--- BEGIN Exercise data ---

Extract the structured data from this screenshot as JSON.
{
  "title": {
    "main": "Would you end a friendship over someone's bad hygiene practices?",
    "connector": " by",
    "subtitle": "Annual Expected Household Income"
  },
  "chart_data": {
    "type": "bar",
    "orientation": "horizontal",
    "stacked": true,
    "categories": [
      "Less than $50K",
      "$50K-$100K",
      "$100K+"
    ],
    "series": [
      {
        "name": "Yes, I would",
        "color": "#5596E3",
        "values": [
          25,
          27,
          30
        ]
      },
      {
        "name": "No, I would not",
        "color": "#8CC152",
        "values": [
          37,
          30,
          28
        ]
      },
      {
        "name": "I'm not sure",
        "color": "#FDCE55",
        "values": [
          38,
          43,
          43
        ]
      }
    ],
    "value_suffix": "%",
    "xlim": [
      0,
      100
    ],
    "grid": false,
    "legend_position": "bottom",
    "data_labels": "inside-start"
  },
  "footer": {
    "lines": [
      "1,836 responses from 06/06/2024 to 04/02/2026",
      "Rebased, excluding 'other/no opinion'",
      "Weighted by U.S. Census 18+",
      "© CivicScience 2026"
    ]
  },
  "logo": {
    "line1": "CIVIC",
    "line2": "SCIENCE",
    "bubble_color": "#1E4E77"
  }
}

--- END Exercise data ---

Each line of the listing should be copied exactly.

Extract the structured data from this screenshot as JSON.
{
  "title": {
    "main": "Would you end a friendship over someone's bad hygiene practices?",
    "connector": " by",
    "subtitle": "Annual Expected Household Income"
  },
  "chart_data": {
    "type": "bar",
    "orientation": "horizontal",
    "stacked": true,
    "categories": [
      "Less than $50K",
      "$50K-$100K",
      "$100K+"
    ],
    "series": [
      {
        "name": "Yes, I would",
        "color": "#5596E3",
        "values": [
          25,
          27,
          30
        ]
      },
      {
        "name": "No, I would not",
        "color": "#8CC152",
        "values": [
          37,
          30,
          28
        ]
      },
      {
        "name": "I'm not sure",
        "color": "#FDCE55",
        "values": [
          38,
          43,
          43
        ]
      }
    ],
    "value_suffix": "%",
    "xlim": [
      0,
      100
    ],
    "grid": false,
    "legend_position": "bottom",
    "data_labels": "inside-start"
  },
  "footer": {
    "lines": [
      "1,836 responses from 06/06/2024 to 04/02/2026",
      "Rebased, excluding 'other/no opinion'",
      "Weighted by U.S. Census 18+",
      "© CivicScience 2026"
    ]
  },
  "logo": {
    "line1": "CIVIC",
    "line2": "SCIENCE",
    "bubble_color": "#1E4E77"
  }
}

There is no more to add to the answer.